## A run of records
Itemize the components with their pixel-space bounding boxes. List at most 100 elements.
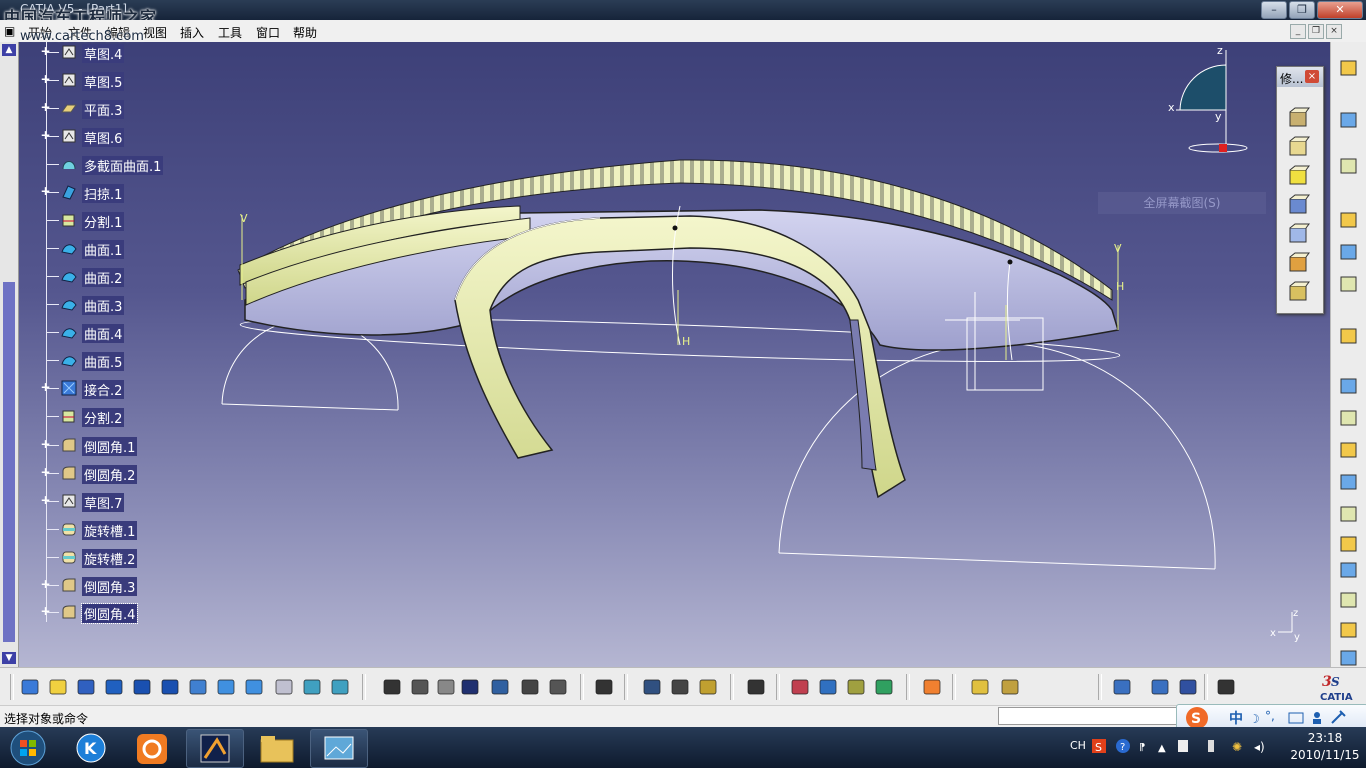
tree-item[interactable]: 分割.2	[38, 406, 228, 428]
knowledge-icon[interactable]	[488, 675, 512, 699]
layer-icon[interactable]	[872, 675, 896, 699]
rotate-icon[interactable]	[102, 675, 126, 699]
axis-tool-icon[interactable]	[1337, 324, 1361, 348]
select-icon[interactable]	[1337, 108, 1361, 132]
floating-toolbar-title[interactable]: 修... ×	[1277, 67, 1323, 87]
pan-icon[interactable]	[74, 675, 98, 699]
multi-view-icon[interactable]	[214, 675, 238, 699]
texture-icon[interactable]	[816, 675, 840, 699]
thickness-surface-icon[interactable]	[1287, 281, 1311, 305]
tree-item[interactable]: 旋转槽.1	[38, 519, 228, 541]
replace-face-icon[interactable]	[1287, 252, 1311, 276]
taskbar-picture-viewer-button[interactable]	[310, 729, 368, 768]
zoom-in-icon[interactable]	[130, 675, 154, 699]
taskbar-ucbrowser-icon[interactable]	[124, 729, 182, 768]
hole-icon[interactable]	[1337, 502, 1361, 526]
line-icon[interactable]	[1337, 240, 1361, 264]
close-button[interactable]: ✕	[1317, 1, 1363, 19]
fly-mode-icon[interactable]	[18, 675, 42, 699]
minimize-button[interactable]: –	[1261, 1, 1287, 19]
tree-item[interactable]: + 倒圆角.1	[38, 435, 228, 457]
clock-date[interactable]: 2010/11/15	[1290, 748, 1360, 762]
sketch-icon[interactable]	[998, 675, 1022, 699]
shell-icon[interactable]	[1287, 136, 1311, 160]
pocket-icon[interactable]	[1337, 406, 1361, 430]
menu-insert[interactable]: 插入	[180, 24, 204, 41]
scrollbar-thumb[interactable]	[3, 282, 15, 642]
tree-item[interactable]: + 倒圆角.2	[38, 463, 228, 485]
menu-window[interactable]: 窗口	[256, 24, 280, 41]
tree-item[interactable]: + 倒圆角.4	[38, 602, 228, 624]
taskbar-kugou-icon[interactable]: K	[62, 729, 120, 768]
3d-viewport[interactable]: H V H V z x y z x y 全屏幕截图(S) ▲ ▼ + 草图.4 …	[0, 42, 1330, 667]
stiffener-icon[interactable]	[1337, 588, 1361, 612]
menu-tools[interactable]: 工具	[218, 24, 242, 41]
tree-item[interactable]: + 草图.5	[38, 70, 228, 92]
remove-face-icon[interactable]	[1287, 223, 1311, 247]
comment-icon[interactable]	[408, 675, 432, 699]
mdi-close-button[interactable]: ×	[1326, 24, 1342, 39]
snap-icon[interactable]	[1214, 675, 1238, 699]
shading-icon[interactable]	[272, 675, 296, 699]
loft-icon[interactable]	[1337, 618, 1361, 642]
tree-item[interactable]: 分割.1	[38, 210, 228, 232]
analysis-icon[interactable]	[1148, 675, 1172, 699]
groove-tool-icon[interactable]	[1337, 470, 1361, 494]
rib-icon[interactable]	[1337, 532, 1361, 556]
clock-time[interactable]: 23:18	[1290, 731, 1360, 745]
taskbar-catia-button[interactable]	[186, 729, 244, 768]
mdi-restore-button[interactable]: ❐	[1308, 24, 1324, 39]
tree-item[interactable]: + 草图.6	[38, 126, 228, 148]
tree-item[interactable]: + 接合.2	[38, 378, 228, 400]
catia-menu-icon[interactable]: ▣	[4, 24, 15, 38]
command-input[interactable]	[998, 707, 1188, 725]
menu-view[interactable]: 视图	[143, 24, 167, 41]
iso-view-icon[interactable]	[242, 675, 266, 699]
scroll-down-arrow[interactable]: ▼	[2, 652, 16, 664]
settings-icon[interactable]	[1337, 56, 1361, 80]
tree-item[interactable]: + 草图.4	[38, 42, 228, 64]
start-orb-icon[interactable]	[8, 729, 48, 767]
inertia-icon[interactable]	[668, 675, 692, 699]
capture-icon[interactable]	[744, 675, 768, 699]
restore-button[interactable]: ❐	[1289, 1, 1315, 19]
tree-item[interactable]: + 扫掠.1	[38, 182, 228, 204]
material-icon[interactable]	[696, 675, 720, 699]
plane-tool-icon[interactable]	[1337, 272, 1361, 296]
zoom-out-icon[interactable]	[158, 675, 182, 699]
tree-item[interactable]: 曲面.4	[38, 322, 228, 344]
pad-icon[interactable]	[1337, 374, 1361, 398]
catalog-icon[interactable]	[518, 675, 542, 699]
tree-scrollbar[interactable]: ▲ ▼	[0, 42, 19, 667]
table-icon[interactable]	[458, 675, 482, 699]
tree-item[interactable]: + 倒圆角.3	[38, 575, 228, 597]
scroll-up-arrow[interactable]: ▲	[2, 44, 16, 56]
swap-space-icon[interactable]	[328, 675, 352, 699]
environment-icon[interactable]	[844, 675, 868, 699]
draft-icon[interactable]	[1287, 107, 1311, 131]
mdi-minimize-button[interactable]: _	[1290, 24, 1306, 39]
menu-help[interactable]: 帮助	[293, 24, 317, 41]
grid-icon[interactable]	[1176, 675, 1200, 699]
formula-icon[interactable]	[380, 675, 404, 699]
point-icon[interactable]	[1337, 208, 1361, 232]
tree-item[interactable]: 曲面.3	[38, 294, 228, 316]
shaft-icon[interactable]	[1337, 438, 1361, 462]
slot-icon[interactable]	[1337, 558, 1361, 582]
paint-icon[interactable]	[920, 675, 944, 699]
measure-icon[interactable]	[640, 675, 664, 699]
reference-icon[interactable]	[434, 675, 458, 699]
plane-icon[interactable]	[1110, 675, 1134, 699]
sketcher-icon[interactable]	[1337, 154, 1361, 178]
tree-item[interactable]: 曲面.1	[38, 238, 228, 260]
hide-show-icon[interactable]	[300, 675, 324, 699]
tree-item[interactable]: 曲面.5	[38, 350, 228, 372]
taskbar-explorer-icon[interactable]	[248, 729, 306, 768]
fit-all-icon[interactable]	[46, 675, 70, 699]
tree-item[interactable]: 曲面.2	[38, 266, 228, 288]
expose-icon[interactable]	[546, 675, 570, 699]
tree-item[interactable]: + 草图.7	[38, 491, 228, 513]
update-icon[interactable]	[592, 675, 616, 699]
tree-item[interactable]: 多截面曲面.1	[38, 154, 228, 176]
tray-language[interactable]: CH	[1070, 739, 1086, 752]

## What to produce
Please render every line of the records above as a JSON list of strings, one string per line, with blank lines left out. Leave the pictures out of your answer.

## Output for this exercise
[
  "Itemize the components with their pixel-space bounding boxes. List at most 100 elements.",
  "tree-item[interactable]: 分割.2\t[38, 406, 228, 428]",
  "knowledge-icon[interactable]\t[488, 675, 512, 699]",
  "layer-icon[interactable]\t[872, 675, 896, 699]",
  "rotate-icon[interactable]\t[102, 675, 126, 699]",
  "axis-tool-icon[interactable]\t[1337, 324, 1361, 348]",
  "select-icon[interactable]\t[1337, 108, 1361, 132]",
  "floating-toolbar-title[interactable]: 修... ×\t[1277, 67, 1323, 87]",
  "pan-icon[interactable]\t[74, 675, 98, 699]",
  "multi-view-icon[interactable]\t[214, 675, 238, 699]",
  "texture-icon[interactable]\t[816, 675, 840, 699]",
  "thickness-surface-icon[interactable]\t[1287, 281, 1311, 305]",
  "tree-item[interactable]: 旋转槽.1\t[38, 519, 228, 541]",
  "replace-face-icon[interactable]\t[1287, 252, 1311, 276]",
  "taskbar-picture-viewer-button[interactable]\t[310, 729, 368, 768]",
  "zoom-in-icon[interactable]\t[130, 675, 154, 699]",
  "taskbar-ucbrowser-icon[interactable]\t[124, 729, 182, 768]",
  "hole-icon[interactable]\t[1337, 502, 1361, 526]",
  "line-icon[interactable]\t[1337, 240, 1361, 264]",
  "close-button[interactable]: ✕\t[1317, 1, 1363, 19]",
  "fly-mode-icon[interactable]\t[18, 675, 42, 699]",
  "minimize-button[interactable]: –\t[1261, 1, 1287, 19]",
  "tree-item[interactable]: + 倒圆角.1\t[38, 435, 228, 457]",
  "clock-date[interactable]: 2010/11/15\t[1290, 748, 1360, 762]",
  "sketch-icon[interactable]\t[998, 675, 1022, 699]",
  "shell-icon[interactable]\t[1287, 136, 1311, 160]",
  "pocket-icon[interactable]\t[1337, 406, 1361, 430]",
  "menu-insert[interactable]: 插入\t[180, 24, 204, 41]",
  "scrollbar-thumb[interactable]\t[3, 282, 15, 642]",
  "tree-item[interactable]: + 倒圆角.2\t[38, 463, 228, 485]",
  "menu-window[interactable]: 窗口\t[256, 24, 280, 41]",
  "tree-item[interactable]: + 倒圆角.4\t[38, 602, 228, 624]",
  "taskbar-kugou-icon[interactable]: K\t[62, 729, 120, 768]",
  "3d-viewport[interactable]: H V H V z x y z x y 全屏幕截图(S) ▲ ▼ + 草图.4 …\t[0, 42, 1330, 667]",
  "stiffener-icon[interactable]\t[1337, 588, 1361, 612]",
  "menu-tools[interactable]: 工具\t[218, 24, 242, 41]",
  "tree-item[interactable]: + 草图.5\t[38, 70, 228, 92]",
  "remove-face-icon[interactable]\t[1287, 223, 1311, 247]",
  "comment-icon[interactable]\t[408, 675, 432, 699]",
  "mdi-close-button[interactable]: ×\t[1326, 24, 1342, 39]",
  "snap-icon[interactable]\t[1214, 675, 1238, 699]",
  "shading-icon[interactable]\t[272, 675, 296, 699]",
  "loft-icon[interactable]\t[1337, 618, 1361, 642]",
  "tree-item[interactable]: 分割.1\t[38, 210, 228, 232]",
  "analysis-icon[interactable]\t[1148, 675, 1172, 699]",
  "groove-tool-icon[interactable]\t[1337, 470, 1361, 494]",
  "rib-icon[interactable]\t[1337, 532, 1361, 556]",
  "clock-time[interactable]: 23:18\t[1290, 731, 1360, 745]",
  "taskbar-catia-button[interactable]\t[186, 729, 244, 768]",
  "mdi-restore-button[interactable]: ❐\t[1308, 24, 1324, 39]",
  "tree-item[interactable]: + 草图.6\t[38, 126, 228, 148]",
  "tree-item[interactable]: + 接合.2\t[38, 378, 228, 400]",
  "catia-menu-icon[interactable]: ▣\t[4, 24, 15, 38]",
  "command-input[interactable]\t[998, 707, 1188, 725]",
  "menu-view[interactable]: 视图\t[143, 24, 167, 41]",
  "iso-view-icon[interactable]\t[242, 675, 266, 699]",
  "scroll-down-arrow[interactable]: ▼\t[2, 652, 16, 664]",
  "settings-icon[interactable]\t[1337, 56, 1361, 80]",
  "tree-item[interactable]: + 草图.4\t[38, 42, 228, 64]",
  "start-orb-icon[interactable]\t[8, 729, 48, 767]",
  "inertia-icon[interactable]\t[668, 675, 692, 699]",
  "capture-icon[interactable]\t[744, 675, 768, 699]",
  "restore-button[interactable]: ❐\t[1289, 1, 1315, 19]",
  "tree-item[interactable]: + 扫掠.1\t[38, 182, 228, 204]",
  "material-icon[interactable]\t[696, 675, 720, 699]",
  "plane-tool-icon[interactable]\t[1337, 272, 1361, 296]",
  "zoom-out-icon[interactable]\t[158, 675, 182, 699]",
  "tree-item[interactable]: 曲面.4\t[38, 322, 228, 344]",
  "pad-icon[interactable]\t[1337, 374, 1361, 398]",
  "catalog-icon[interactable]\t[518, 675, 542, 699]",
  "tree-scrollbar[interactable]: ▲ ▼\t[0, 42, 19, 667]",
  "table-icon[interactable]\t[458, 675, 482, 699]",
  "tree-item[interactable]: + 倒圆角.3\t[38, 575, 228, 597]",
  "scroll-up-arrow[interactable]: ▲\t[2, 44, 16, 56]",
  "swap-space-icon[interactable]\t[328, 675, 352, 699]",
  "environment-icon[interactable]\t[844, 675, 868, 699]",
  "draft-icon[interactable]\t[1287, 107, 1311, 131]",
  "mdi-minimize-button[interactable]: _\t[1290, 24, 1306, 39]",
  "menu-help[interactable]: 帮助\t[293, 24, 317, 41]",
  "grid-icon[interactable]\t[1176, 675, 1200, 699]",
  "formula-icon[interactable]\t[380, 675, 404, 699]",
  "point-icon[interactable]\t[1337, 208, 1361, 232]",
  "tree-item[interactable]: 曲面.3\t[38, 294, 228, 316]",
  "shaft-icon[interactable]\t[1337, 438, 1361, 462]",
  "slot-icon[interactable]\t[1337, 558, 1361, 582]",
  "paint-icon[interactable]\t[920, 675, 944, 699]",
  "measure-icon[interactable]\t[640, 675, 664, 699]",
  "reference-icon[interactable]\t[434, 675, 458, 699]",
  "plane-icon[interactable]\t[1110, 675, 1134, 699]",
  "sketcher-icon[interactable]\t[1337, 154, 1361, 178]",
  "tree-item[interactable]: 曲面.1\t[38, 238, 228, 260]",
  "hide-show-icon[interactable]\t[300, 675, 324, 699]",
  "tree-item[interactable]: 曲面.5\t[38, 350, 228, 372]",
  "taskbar-explorer-icon[interactable]\t[248, 729, 306, 768]",
  "fit-all-icon[interactable]\t[46, 675, 70, 699]",
  "tree-item[interactable]: 曲面.2\t[38, 266, 228, 288]",
  "expose-icon[interactable]\t[546, 675, 570, 699]",
  "tree-item[interactable]: + 草图.7\t[38, 491, 228, 513]",
  "update-icon[interactable]\t[592, 675, 616, 699]",
  "tree-item[interactable]: 多截面曲面.1\t[38, 154, 228, 176]",
  "tray-language[interactable]: CH\t[1070, 739, 1086, 752]"
]